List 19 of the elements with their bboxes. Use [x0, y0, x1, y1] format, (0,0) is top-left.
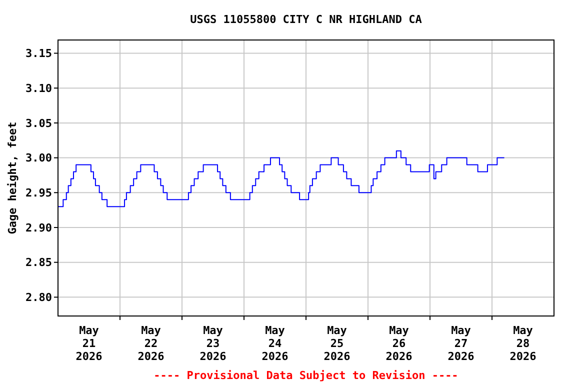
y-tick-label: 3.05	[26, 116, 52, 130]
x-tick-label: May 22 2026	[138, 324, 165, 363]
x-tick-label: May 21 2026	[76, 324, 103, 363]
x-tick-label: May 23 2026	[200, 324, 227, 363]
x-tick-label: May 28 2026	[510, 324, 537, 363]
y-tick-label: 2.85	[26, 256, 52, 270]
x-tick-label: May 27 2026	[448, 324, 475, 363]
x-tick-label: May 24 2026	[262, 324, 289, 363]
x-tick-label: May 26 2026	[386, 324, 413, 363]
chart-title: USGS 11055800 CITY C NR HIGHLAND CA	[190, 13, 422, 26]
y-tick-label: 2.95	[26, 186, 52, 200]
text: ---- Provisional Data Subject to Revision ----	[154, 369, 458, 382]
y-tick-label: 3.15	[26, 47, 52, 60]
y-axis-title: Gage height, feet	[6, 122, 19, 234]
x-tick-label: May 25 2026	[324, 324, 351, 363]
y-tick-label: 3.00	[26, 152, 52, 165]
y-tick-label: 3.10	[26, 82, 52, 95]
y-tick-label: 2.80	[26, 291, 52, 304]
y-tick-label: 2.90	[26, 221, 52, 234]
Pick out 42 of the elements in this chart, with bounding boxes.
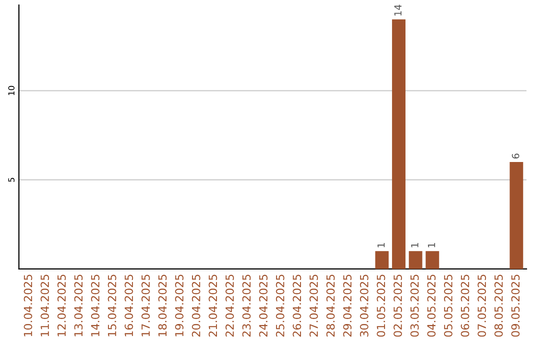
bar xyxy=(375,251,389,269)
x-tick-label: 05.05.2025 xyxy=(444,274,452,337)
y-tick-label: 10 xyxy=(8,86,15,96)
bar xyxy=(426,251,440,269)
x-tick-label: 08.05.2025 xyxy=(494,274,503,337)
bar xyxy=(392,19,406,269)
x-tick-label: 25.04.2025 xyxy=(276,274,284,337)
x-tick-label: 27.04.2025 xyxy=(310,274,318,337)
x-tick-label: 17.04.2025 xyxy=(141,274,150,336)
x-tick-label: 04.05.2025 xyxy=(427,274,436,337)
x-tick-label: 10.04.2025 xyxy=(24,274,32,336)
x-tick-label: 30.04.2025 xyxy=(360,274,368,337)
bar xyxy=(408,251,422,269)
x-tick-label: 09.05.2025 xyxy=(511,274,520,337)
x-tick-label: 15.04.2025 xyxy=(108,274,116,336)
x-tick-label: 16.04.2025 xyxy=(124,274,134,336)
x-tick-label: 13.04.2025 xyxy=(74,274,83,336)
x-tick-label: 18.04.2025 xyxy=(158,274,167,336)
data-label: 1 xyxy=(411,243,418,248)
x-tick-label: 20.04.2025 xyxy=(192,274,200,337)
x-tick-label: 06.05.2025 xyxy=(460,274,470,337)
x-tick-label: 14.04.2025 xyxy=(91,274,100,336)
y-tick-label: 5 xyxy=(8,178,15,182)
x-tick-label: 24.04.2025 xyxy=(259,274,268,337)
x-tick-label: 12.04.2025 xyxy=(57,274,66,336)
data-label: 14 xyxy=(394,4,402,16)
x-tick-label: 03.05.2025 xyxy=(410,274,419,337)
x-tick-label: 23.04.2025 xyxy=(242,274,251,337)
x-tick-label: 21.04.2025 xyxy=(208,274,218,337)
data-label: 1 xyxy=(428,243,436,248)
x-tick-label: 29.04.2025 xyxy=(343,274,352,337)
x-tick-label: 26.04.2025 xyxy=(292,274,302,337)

**GOAL OF THE EXERCISE**:
Rewrite the listing above as a JSON array with one string per line. Omit blank lines and the picture lines.

**REPLY TO THE TASK**:
[
  "List 19 of the elements with their bboxes. Use [x0, y0, x1, y1] format, (0,0) is top-left.",
  "y-tick-label: 3.05\t[26, 116, 52, 130]",
  "x-tick-label: May 22 2026\t[138, 324, 165, 363]",
  "x-tick-label: May 21 2026\t[76, 324, 103, 363]",
  "x-tick-label: May 23 2026\t[200, 324, 227, 363]",
  "x-tick-label: May 28 2026\t[510, 324, 537, 363]",
  "y-tick-label: 2.85\t[26, 256, 52, 270]",
  "x-tick-label: May 27 2026\t[448, 324, 475, 363]",
  "x-tick-label: May 24 2026\t[262, 324, 289, 363]",
  "x-tick-label: May 26 2026\t[386, 324, 413, 363]",
  "chart-title: USGS 11055800 CITY C NR HIGHLAND CA\t[190, 13, 422, 26]",
  "y-tick-label: 2.95\t[26, 186, 52, 200]",
  "text: ---- Provisional Data Subject to Revision ----\t[154, 369, 458, 382]",
  "y-tick-label: 3.15\t[26, 47, 52, 60]",
  "y-axis-title: Gage height, feet\t[6, 122, 19, 234]",
  "x-tick-label: May 25 2026\t[324, 324, 351, 363]",
  "y-tick-label: 3.00\t[26, 152, 52, 165]",
  "y-tick-label: 3.10\t[26, 82, 52, 95]",
  "y-tick-label: 2.80\t[26, 291, 52, 304]",
  "y-tick-label: 2.90\t[26, 221, 52, 234]",
  "Pick out 42 of the elements in this chart, with bounding boxes.",
  "bar xyxy=(375,251,389,269)",
  "x-tick-label: 05.05.2025 xyxy=(444,274,452,337)",
  "y-tick-label: 10 xyxy=(8,86,15,96)",
  "bar xyxy=(426,251,440,269)",
  "x-tick-label: 08.05.2025 xyxy=(494,274,503,337)",
  "bar xyxy=(392,19,406,269)",
  "x-tick-label: 25.04.2025 xyxy=(276,274,284,337)",
  "x-tick-label: 27.04.2025 xyxy=(310,274,318,337)",
  "x-tick-label: 17.04.2025 xyxy=(141,274,150,336)",
  "x-tick-label: 04.05.2025 xyxy=(427,274,436,337)",
  "x-tick-label: 10.04.2025 xyxy=(24,274,32,336)",
  "x-tick-label: 30.04.2025 xyxy=(360,274,368,337)",
  "bar xyxy=(408,251,422,269)",
  "x-tick-label: 09.05.2025 xyxy=(511,274,520,337)",
  "x-tick-label: 15.04.2025 xyxy=(108,274,116,336)",
  "x-tick-label: 16.04.2025 xyxy=(124,274,134,336)",
  "x-tick-label: 13.04.2025 xyxy=(74,274,83,336)",
  "x-tick-label: 18.04.2025 xyxy=(158,274,167,336)",
  "data-label: 1 xyxy=(411,243,418,248)",
  "x-tick-label: 20.04.2025 xyxy=(192,274,200,337)",
  "x-tick-label: 06.05.2025 xyxy=(460,274,470,337)",
  "x-tick-label: 14.04.2025 xyxy=(91,274,100,336)",
  "y-tick-label: 5 xyxy=(8,178,15,182)",
  "x-tick-label: 24.04.2025 xyxy=(259,274,268,337)",
  "x-tick-label: 12.04.2025 xyxy=(57,274,66,336)",
  "data-label: 14 xyxy=(394,4,402,16)",
  "x-tick-label: 03.05.2025 xyxy=(410,274,419,337)",
  "x-tick-label: 23.04.2025 xyxy=(242,274,251,337)",
  "x-tick-label: 21.04.2025 xyxy=(208,274,218,337)",
  "data-label: 1 xyxy=(428,243,436,248)",
  "x-tick-label: 29.04.2025 xyxy=(343,274,352,337)",
  "x-tick-label: 26.04.2025 xyxy=(292,274,302,337)"
]